Data items
....................

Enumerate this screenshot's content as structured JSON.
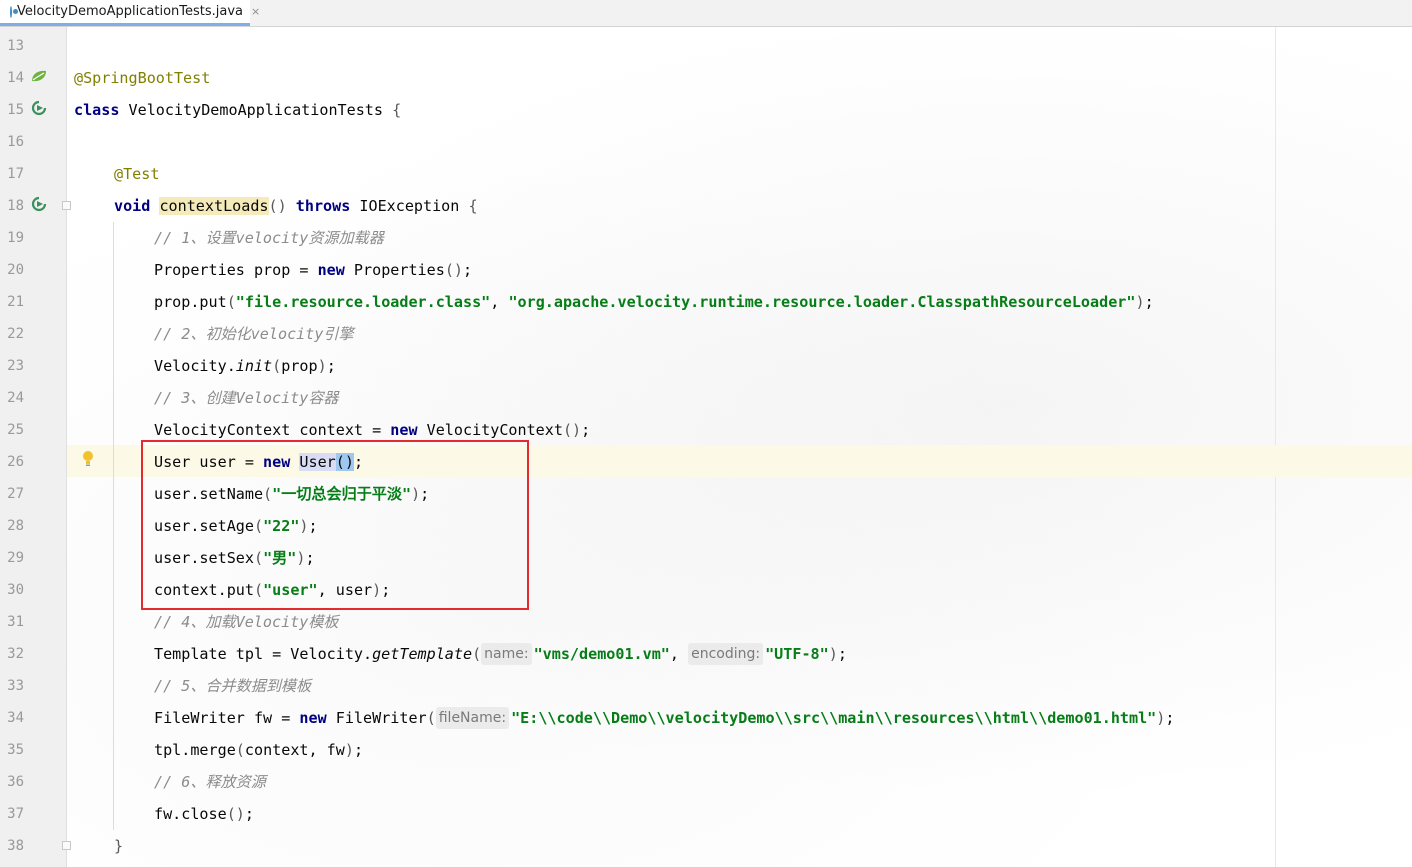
{
  "tab": {
    "title": "VelocityDemoApplicationTests.java",
    "close": "×"
  },
  "lines": {
    "l13": "13",
    "l14": "14",
    "l15": "15",
    "l16": "16",
    "l17": "17",
    "l18": "18",
    "l19": "19",
    "l20": "20",
    "l21": "21",
    "l22": "22",
    "l23": "23",
    "l24": "24",
    "l25": "25",
    "l26": "26",
    "l27": "27",
    "l28": "28",
    "l29": "29",
    "l30": "30",
    "l31": "31",
    "l32": "32",
    "l33": "33",
    "l34": "34",
    "l35": "35",
    "l36": "36",
    "l37": "37",
    "l38": "38"
  },
  "code": {
    "annSpring": "@SpringBootTest",
    "kwClass": "class",
    "className": " VelocityDemoApplicationTests ",
    "lbrace": "{",
    "annTest": "@Test",
    "kwVoid": "void",
    "sp": " ",
    "methodName": "contextLoads",
    "emptyParens": "()",
    "kwThrows": "throws",
    "ioException": " IOException ",
    "c1": "// 1、设置velocity资源加载器",
    "propDecl": "Properties prop = ",
    "kwNew": "new",
    "propCtor": " Properties",
    "semi": ";",
    "propPut": "prop.put",
    "lparen": "(",
    "rparen": ")",
    "strKey": "\"file.resource.loader.class\"",
    "comma": ", ",
    "strLoader": "\"org.apache.velocity.runtime.resource.loader.ClasspathResourceLoader\"",
    "c2": "// 2、初始化velocity引擎",
    "velocityDot": "Velocity.",
    "initName": "init",
    "propArg": "prop",
    "c3": "// 3、创建Velocity容器",
    "ctxDecl": "VelocityContext context = ",
    "ctxCtor": " VelocityContext",
    "userDecl": "User user = ",
    "userType": "User",
    "setName": "user.setName",
    "strName": "\"一切总会归于平淡\"",
    "setAge": "user.setAge",
    "strAge": "\"22\"",
    "setSex": "user.setSex",
    "strSex": "\"男\"",
    "ctxPut": "context.put",
    "strUser": "\"user\"",
    "userArg": "user",
    "c4": "// 4、加载Velocity模板",
    "tplDecl": "Template tpl = Velocity.",
    "getTemplate": "getTemplate",
    "hintName": "name:",
    "strVm": "\"vms/demo01.vm\"",
    "hintEncoding": "encoding:",
    "strUtf": "\"UTF-8\"",
    "c5": "// 5、合并数据到模板",
    "fwDecl": "FileWriter fw = ",
    "fwCtor": " FileWriter",
    "hintFileName": "fileName:",
    "strPath": "\"E:\\\\code\\\\Demo\\\\velocityDemo\\\\src\\\\main\\\\resources\\\\html\\\\demo01.html\"",
    "tplMerge": "tpl.merge",
    "mergeArgs": "context, fw",
    "c6": "// 6、释放资源",
    "fwClose": "fw.close",
    "rbrace": "}"
  },
  "icons": {
    "bean": "spring-bean-icon",
    "run": "run-test-icon",
    "bulb": "intention-bulb-icon",
    "fold": "fold-marker-icon"
  },
  "colors": {
    "keyword": "#000080",
    "annotation": "#808000",
    "string": "#067d17",
    "comment": "#8c8c8c",
    "highlightBox": "#e32b2b",
    "caretRow": "#fcf9e6"
  }
}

....................

Among these entries, how many lines include the string "Properties"? Reply with the number by itself.

» **The solution**: 2